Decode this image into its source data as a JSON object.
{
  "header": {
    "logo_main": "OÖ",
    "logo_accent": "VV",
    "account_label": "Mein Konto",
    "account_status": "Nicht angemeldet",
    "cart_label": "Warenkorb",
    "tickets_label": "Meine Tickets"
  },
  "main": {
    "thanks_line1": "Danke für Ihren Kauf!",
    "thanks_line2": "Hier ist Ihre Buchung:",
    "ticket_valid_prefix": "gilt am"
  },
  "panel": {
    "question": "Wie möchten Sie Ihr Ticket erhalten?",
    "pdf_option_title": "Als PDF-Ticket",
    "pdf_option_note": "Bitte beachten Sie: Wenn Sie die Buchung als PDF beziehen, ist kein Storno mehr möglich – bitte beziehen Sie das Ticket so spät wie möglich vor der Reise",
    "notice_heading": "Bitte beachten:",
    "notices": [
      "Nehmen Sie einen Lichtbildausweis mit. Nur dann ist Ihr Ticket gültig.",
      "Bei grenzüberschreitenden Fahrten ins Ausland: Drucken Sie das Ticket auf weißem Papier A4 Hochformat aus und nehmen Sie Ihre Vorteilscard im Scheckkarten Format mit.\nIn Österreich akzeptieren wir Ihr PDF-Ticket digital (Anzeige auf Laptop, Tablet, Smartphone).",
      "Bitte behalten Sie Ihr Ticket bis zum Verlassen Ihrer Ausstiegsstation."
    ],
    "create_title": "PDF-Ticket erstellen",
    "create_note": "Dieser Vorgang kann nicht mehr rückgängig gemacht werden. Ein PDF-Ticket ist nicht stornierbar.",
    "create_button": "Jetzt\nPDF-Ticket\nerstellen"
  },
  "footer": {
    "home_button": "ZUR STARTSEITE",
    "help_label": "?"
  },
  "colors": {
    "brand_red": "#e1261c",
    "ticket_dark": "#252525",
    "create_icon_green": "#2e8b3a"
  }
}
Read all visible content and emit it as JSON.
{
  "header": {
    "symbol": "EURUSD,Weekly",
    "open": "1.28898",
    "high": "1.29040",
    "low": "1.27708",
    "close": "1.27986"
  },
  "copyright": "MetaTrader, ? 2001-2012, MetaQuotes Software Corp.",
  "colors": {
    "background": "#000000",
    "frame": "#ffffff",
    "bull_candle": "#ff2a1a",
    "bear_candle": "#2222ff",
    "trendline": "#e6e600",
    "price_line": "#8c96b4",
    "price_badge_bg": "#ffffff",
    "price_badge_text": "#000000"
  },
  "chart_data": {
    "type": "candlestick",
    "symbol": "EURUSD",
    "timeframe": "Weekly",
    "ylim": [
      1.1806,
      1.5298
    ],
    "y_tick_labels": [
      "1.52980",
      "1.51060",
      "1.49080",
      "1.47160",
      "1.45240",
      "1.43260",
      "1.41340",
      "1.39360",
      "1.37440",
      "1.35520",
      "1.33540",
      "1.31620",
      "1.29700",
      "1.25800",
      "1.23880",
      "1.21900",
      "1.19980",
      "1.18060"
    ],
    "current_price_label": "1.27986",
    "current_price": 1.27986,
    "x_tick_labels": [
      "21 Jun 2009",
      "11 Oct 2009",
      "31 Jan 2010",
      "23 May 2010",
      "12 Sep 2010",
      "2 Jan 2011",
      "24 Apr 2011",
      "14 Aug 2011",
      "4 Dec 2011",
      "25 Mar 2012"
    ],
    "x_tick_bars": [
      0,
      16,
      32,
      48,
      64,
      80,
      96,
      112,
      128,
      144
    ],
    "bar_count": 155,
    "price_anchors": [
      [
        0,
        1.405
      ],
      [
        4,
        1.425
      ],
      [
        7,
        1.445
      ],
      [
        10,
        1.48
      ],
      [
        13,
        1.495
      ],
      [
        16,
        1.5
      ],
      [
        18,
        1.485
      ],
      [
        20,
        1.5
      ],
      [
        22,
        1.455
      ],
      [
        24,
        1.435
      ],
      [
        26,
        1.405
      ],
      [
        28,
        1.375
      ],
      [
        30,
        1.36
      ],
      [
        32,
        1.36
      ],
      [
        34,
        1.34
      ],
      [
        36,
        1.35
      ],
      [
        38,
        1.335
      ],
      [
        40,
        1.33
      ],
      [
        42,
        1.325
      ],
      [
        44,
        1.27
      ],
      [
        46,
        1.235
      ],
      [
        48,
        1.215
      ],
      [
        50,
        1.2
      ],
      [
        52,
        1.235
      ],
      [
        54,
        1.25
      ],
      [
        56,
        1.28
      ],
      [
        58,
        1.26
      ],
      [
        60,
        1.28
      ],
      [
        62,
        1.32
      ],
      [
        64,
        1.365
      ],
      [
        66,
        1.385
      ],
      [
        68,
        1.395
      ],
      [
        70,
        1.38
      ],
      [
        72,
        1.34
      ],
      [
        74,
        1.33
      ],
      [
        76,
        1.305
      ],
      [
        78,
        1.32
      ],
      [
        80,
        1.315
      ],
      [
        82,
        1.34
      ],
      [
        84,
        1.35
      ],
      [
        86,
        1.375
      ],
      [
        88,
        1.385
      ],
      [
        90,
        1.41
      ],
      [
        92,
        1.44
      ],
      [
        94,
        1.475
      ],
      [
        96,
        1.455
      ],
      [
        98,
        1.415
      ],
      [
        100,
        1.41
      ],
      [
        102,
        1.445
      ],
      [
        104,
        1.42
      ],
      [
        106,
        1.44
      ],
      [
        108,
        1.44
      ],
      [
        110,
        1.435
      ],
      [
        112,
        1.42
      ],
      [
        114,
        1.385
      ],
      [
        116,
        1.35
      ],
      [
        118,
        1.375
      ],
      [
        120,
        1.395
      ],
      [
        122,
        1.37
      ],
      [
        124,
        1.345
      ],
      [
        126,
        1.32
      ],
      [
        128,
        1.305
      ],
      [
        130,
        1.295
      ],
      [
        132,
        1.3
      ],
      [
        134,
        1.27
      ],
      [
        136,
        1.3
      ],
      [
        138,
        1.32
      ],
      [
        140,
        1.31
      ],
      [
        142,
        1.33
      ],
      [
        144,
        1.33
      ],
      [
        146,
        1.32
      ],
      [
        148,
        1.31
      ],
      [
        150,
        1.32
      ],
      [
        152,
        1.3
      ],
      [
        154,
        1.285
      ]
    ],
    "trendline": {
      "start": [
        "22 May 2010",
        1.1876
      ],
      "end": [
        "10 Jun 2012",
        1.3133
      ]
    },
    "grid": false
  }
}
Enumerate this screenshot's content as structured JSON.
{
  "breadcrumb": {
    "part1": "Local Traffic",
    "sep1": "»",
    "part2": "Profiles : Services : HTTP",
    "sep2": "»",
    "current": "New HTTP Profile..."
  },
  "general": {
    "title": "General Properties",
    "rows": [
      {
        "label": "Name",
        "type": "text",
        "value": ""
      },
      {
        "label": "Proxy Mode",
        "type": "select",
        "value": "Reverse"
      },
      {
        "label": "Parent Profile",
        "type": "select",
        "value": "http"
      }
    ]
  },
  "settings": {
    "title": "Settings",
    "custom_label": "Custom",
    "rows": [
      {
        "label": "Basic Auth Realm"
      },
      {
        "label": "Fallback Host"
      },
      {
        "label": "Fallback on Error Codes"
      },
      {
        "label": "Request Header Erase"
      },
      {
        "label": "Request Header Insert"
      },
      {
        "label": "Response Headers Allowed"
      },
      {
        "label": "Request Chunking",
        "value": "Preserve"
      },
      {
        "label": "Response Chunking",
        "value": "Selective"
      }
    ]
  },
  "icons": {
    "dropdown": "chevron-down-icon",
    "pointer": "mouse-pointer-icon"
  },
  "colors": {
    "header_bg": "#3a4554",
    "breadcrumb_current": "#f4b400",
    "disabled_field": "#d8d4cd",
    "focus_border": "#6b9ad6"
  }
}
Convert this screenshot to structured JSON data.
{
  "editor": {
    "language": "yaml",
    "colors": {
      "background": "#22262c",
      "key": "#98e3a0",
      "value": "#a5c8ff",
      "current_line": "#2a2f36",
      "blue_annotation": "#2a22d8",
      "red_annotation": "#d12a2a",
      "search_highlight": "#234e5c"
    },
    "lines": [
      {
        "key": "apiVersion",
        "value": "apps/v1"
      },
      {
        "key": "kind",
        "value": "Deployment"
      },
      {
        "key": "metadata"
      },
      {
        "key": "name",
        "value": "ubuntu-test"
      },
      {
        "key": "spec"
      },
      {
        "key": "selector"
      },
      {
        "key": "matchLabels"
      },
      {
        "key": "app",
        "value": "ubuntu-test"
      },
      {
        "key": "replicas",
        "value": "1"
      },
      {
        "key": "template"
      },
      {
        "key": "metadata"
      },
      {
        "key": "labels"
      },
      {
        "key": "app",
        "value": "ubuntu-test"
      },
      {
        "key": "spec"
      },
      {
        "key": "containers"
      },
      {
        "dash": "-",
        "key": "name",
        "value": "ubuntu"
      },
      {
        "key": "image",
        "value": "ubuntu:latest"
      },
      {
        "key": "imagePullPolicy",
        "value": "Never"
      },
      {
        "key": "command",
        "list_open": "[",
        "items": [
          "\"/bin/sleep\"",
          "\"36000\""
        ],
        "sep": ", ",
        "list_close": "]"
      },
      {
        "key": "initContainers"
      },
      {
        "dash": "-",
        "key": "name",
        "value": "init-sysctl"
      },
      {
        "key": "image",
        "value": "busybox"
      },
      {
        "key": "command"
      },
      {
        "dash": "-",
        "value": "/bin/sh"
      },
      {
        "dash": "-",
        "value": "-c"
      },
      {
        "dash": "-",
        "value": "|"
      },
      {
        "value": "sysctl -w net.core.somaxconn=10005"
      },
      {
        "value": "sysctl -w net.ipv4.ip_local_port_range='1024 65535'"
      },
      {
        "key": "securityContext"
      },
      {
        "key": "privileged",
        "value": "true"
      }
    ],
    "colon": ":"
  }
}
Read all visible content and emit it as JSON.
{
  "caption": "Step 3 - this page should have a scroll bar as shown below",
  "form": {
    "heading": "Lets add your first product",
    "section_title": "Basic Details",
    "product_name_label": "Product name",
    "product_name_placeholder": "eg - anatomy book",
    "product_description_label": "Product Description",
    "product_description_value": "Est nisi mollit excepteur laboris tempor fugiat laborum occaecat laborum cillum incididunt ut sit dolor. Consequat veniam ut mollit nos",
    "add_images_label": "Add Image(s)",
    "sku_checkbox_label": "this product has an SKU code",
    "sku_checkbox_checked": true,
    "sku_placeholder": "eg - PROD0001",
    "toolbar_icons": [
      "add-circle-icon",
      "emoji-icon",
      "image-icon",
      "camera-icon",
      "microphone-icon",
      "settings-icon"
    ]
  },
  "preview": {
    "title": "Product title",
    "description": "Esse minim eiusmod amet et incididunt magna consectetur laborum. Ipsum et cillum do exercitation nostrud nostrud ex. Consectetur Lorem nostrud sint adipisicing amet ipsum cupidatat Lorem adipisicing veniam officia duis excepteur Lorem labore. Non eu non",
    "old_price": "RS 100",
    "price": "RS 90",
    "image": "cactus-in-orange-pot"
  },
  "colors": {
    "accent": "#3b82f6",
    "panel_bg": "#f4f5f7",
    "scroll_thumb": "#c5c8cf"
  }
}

- [WORK TO DO]: Find every line in the records above that contains the word "Weekly", and copy each one.

- [ANSWER TO THE EXERCISE]:
    "symbol": "EURUSD,Weekly",
    "timeframe": "Weekly",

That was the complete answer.